--- Dataset entries ---

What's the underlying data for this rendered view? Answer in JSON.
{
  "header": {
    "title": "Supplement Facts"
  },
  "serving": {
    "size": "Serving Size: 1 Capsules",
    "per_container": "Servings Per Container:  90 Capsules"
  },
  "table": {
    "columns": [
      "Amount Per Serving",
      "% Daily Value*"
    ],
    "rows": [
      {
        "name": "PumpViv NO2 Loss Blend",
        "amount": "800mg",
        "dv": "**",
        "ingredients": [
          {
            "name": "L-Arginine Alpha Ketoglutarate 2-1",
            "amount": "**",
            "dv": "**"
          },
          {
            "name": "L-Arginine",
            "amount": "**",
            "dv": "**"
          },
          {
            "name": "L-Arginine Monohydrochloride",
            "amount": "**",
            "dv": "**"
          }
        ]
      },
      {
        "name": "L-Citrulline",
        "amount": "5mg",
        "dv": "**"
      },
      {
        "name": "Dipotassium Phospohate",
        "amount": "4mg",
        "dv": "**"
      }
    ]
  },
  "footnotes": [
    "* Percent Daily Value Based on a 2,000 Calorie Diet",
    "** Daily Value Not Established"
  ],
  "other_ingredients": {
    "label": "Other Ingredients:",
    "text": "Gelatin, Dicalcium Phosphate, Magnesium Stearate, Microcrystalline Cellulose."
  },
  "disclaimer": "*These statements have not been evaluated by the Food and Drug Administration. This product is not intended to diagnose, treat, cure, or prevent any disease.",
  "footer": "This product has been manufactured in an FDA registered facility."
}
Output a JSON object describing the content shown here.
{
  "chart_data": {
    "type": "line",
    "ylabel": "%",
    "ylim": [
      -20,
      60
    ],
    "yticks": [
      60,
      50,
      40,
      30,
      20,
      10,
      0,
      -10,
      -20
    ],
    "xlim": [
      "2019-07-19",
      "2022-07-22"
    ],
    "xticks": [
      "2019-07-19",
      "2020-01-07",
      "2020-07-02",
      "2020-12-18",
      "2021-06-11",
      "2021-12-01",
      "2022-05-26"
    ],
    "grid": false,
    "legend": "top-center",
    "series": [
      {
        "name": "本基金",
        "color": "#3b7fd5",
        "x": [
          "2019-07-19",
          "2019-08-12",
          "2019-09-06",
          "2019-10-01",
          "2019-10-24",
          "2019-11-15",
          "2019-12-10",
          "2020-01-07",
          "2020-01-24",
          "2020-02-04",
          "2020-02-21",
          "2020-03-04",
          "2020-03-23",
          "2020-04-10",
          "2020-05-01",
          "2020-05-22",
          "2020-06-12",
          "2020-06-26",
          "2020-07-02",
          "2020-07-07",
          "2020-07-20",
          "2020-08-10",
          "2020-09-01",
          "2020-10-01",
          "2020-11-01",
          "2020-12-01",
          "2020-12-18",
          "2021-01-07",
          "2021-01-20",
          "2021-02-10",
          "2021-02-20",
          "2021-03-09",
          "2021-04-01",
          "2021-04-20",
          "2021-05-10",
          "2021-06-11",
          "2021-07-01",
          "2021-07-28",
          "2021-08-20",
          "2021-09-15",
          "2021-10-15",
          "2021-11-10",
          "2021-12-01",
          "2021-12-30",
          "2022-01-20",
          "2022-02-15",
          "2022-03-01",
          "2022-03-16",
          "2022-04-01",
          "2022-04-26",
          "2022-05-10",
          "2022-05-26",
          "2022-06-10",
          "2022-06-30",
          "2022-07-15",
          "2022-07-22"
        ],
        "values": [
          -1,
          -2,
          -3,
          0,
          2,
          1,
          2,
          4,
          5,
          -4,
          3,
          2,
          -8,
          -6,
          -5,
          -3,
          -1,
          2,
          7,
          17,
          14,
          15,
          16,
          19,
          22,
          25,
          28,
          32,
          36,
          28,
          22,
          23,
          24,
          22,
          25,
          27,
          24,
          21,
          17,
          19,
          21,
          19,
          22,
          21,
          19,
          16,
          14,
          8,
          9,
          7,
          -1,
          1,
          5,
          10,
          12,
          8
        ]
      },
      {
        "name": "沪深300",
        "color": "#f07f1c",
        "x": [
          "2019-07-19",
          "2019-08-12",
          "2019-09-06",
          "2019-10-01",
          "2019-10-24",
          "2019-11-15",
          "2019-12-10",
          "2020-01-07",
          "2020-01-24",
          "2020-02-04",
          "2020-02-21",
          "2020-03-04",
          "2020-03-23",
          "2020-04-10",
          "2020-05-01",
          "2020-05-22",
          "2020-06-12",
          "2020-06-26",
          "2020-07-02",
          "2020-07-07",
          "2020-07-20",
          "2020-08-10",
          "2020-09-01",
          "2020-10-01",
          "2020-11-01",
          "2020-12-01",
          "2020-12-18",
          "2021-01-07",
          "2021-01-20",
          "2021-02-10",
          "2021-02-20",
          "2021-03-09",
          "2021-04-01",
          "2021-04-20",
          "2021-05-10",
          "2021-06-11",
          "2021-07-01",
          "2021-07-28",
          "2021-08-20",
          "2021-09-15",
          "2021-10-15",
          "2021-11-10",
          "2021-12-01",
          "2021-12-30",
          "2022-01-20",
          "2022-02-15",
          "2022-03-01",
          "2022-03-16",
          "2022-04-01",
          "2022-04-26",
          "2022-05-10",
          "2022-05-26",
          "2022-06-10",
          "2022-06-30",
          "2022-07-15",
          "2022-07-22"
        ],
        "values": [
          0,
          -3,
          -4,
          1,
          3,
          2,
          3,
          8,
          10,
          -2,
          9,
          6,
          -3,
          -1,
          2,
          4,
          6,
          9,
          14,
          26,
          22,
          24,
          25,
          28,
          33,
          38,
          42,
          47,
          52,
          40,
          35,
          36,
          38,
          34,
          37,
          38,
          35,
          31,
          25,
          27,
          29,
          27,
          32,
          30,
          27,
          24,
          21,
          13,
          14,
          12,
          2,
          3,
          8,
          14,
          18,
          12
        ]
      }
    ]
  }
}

---

Print all the data exactly.

__The solution__:
What's the underlying data for this rendered view? Answer in JSON.
{
  "header": {
    "title": "Supplement Facts"
  },
  "serving": {
    "size": "Serving Size: 1 Capsules",
    "per_container": "Servings Per Container:  90 Capsules"
  },
  "table": {
    "columns": [
      "Amount Per Serving",
      "% Daily Value*"
    ],
    "rows": [
      {
        "name": "PumpViv NO2 Loss Blend",
        "amount": "800mg",
        "dv": "**",
        "ingredients": [
          {
            "name": "L-Arginine Alpha Ketoglutarate 2-1",
            "amount": "**",
            "dv": "**"
          },
          {
            "name": "L-Arginine",
            "amount": "**",
            "dv": "**"
          },
          {
            "name": "L-Arginine Monohydrochloride",
            "amount": "**",
            "dv": "**"
          }
        ]
      },
      {
        "name": "L-Citrulline",
        "amount": "5mg",
        "dv": "**"
      },
      {
        "name": "Dipotassium Phospohate",
        "amount": "4mg",
        "dv": "**"
      }
    ]
  },
  "footnotes": [
    "* Percent Daily Value Based on a 2,000 Calorie Diet",
    "** Daily Value Not Established"
  ],
  "other_ingredients": {
    "label": "Other Ingredients:",
    "text": "Gelatin, Dicalcium Phosphate, Magnesium Stearate, Microcrystalline Cellulose."
  },
  "disclaimer": "*These statements have not been evaluated by the Food and Drug Administration. This product is not intended to diagnose, treat, cure, or prevent any disease.",
  "footer": "This product has been manufactured in an FDA registered facility."
}
Output a JSON object describing the content shown here.
{
  "chart_data": {
    "type": "line",
    "ylabel": "%",
    "ylim": [
      -20,
      60
    ],
    "yticks": [
      60,
      50,
      40,
      30,
      20,
      10,
      0,
      -10,
      -20
    ],
    "xlim": [
      "2019-07-19",
      "2022-07-22"
    ],
    "xticks": [
      "2019-07-19",
      "2020-01-07",
      "2020-07-02",
      "2020-12-18",
      "2021-06-11",
      "2021-12-01",
      "2022-05-26"
    ],
    "grid": false,
    "legend": "top-center",
    "series": [
      {
        "name": "本基金",
        "color": "#3b7fd5",
        "x": [
          "2019-07-19",
          "2019-08-12",
          "2019-09-06",
          "2019-10-01",
          "2019-10-24",
          "2019-11-15",
          "2019-12-10",
          "2020-01-07",
          "2020-01-24",
          "2020-02-04",
          "2020-02-21",
          "2020-03-04",
          "2020-03-23",
          "2020-04-10",
          "2020-05-01",
          "2020-05-22",
          "2020-06-12",
          "2020-06-26",
          "2020-07-02",
          "2020-07-07",
          "2020-07-20",
          "2020-08-10",
          "2020-09-01",
          "2020-10-01",
          "2020-11-01",
          "2020-12-01",
          "2020-12-18",
          "2021-01-07",
          "2021-01-20",
          "2021-02-10",
          "2021-02-20",
          "2021-03-09",
          "2021-04-01",
          "2021-04-20",
          "2021-05-10",
          "2021-06-11",
          "2021-07-01",
          "2021-07-28",
          "2021-08-20",
          "2021-09-15",
          "2021-10-15",
          "2021-11-10",
          "2021-12-01",
          "2021-12-30",
          "2022-01-20",
          "2022-02-15",
          "2022-03-01",
          "2022-03-16",
          "2022-04-01",
          "2022-04-26",
          "2022-05-10",
          "2022-05-26",
          "2022-06-10",
          "2022-06-30",
          "2022-07-15",
          "2022-07-22"
        ],
        "values": [
          -1,
          -2,
          -3,
          0,
          2,
          1,
          2,
          4,
          5,
          -4,
          3,
          2,
          -8,
          -6,
          -5,
          -3,
          -1,
          2,
          7,
          17,
          14,
          15,
          16,
          19,
          22,
          25,
          28,
          32,
          36,
          28,
          22,
          23,
          24,
          22,
          25,
          27,
          24,
          21,
          17,
          19,
          21,
          19,
          22,
          21,
          19,
          16,
          14,
          8,
          9,
          7,
          -1,
          1,
          5,
          10,
          12,
          8
        ]
      },
      {
        "name": "沪深300",
        "color": "#f07f1c",
        "x": [
          "2019-07-19",
          "2019-08-12",
          "2019-09-06",
          "2019-10-01",
          "2019-10-24",
          "2019-11-15",
          "2019-12-10",
          "2020-01-07",
          "2020-01-24",
          "2020-02-04",
          "2020-02-21",
          "2020-03-04",
          "2020-03-23",
          "2020-04-10",
          "2020-05-01",
          "2020-05-22",
          "2020-06-12",
          "2020-06-26",
          "2020-07-02",
          "2020-07-07",
          "2020-07-20",
          "2020-08-10",
          "2020-09-01",
          "2020-10-01",
          "2020-11-01",
          "2020-12-01",
          "2020-12-18",
          "2021-01-07",
          "2021-01-20",
          "2021-02-10",
          "2021-02-20",
          "2021-03-09",
          "2021-04-01",
          "2021-04-20",
          "2021-05-10",
          "2021-06-11",
          "2021-07-01",
          "2021-07-28",
          "2021-08-20",
          "2021-09-15",
          "2021-10-15",
          "2021-11-10",
          "2021-12-01",
          "2021-12-30",
          "2022-01-20",
          "2022-02-15",
          "2022-03-01",
          "2022-03-16",
          "2022-04-01",
          "2022-04-26",
          "2022-05-10",
          "2022-05-26",
          "2022-06-10",
          "2022-06-30",
          "2022-07-15",
          "2022-07-22"
        ],
        "values": [
          0,
          -3,
          -4,
          1,
          3,
          2,
          3,
          8,
          10,
          -2,
          9,
          6,
          -3,
          -1,
          2,
          4,
          6,
          9,
          14,
          26,
          22,
          24,
          25,
          28,
          33,
          38,
          42,
          47,
          52,
          40,
          35,
          36,
          38,
          34,
          37,
          38,
          35,
          31,
          25,
          27,
          29,
          27,
          32,
          30,
          27,
          24,
          21,
          13,
          14,
          12,
          2,
          3,
          8,
          14,
          18,
          12
        ]
      }
    ]
  }
}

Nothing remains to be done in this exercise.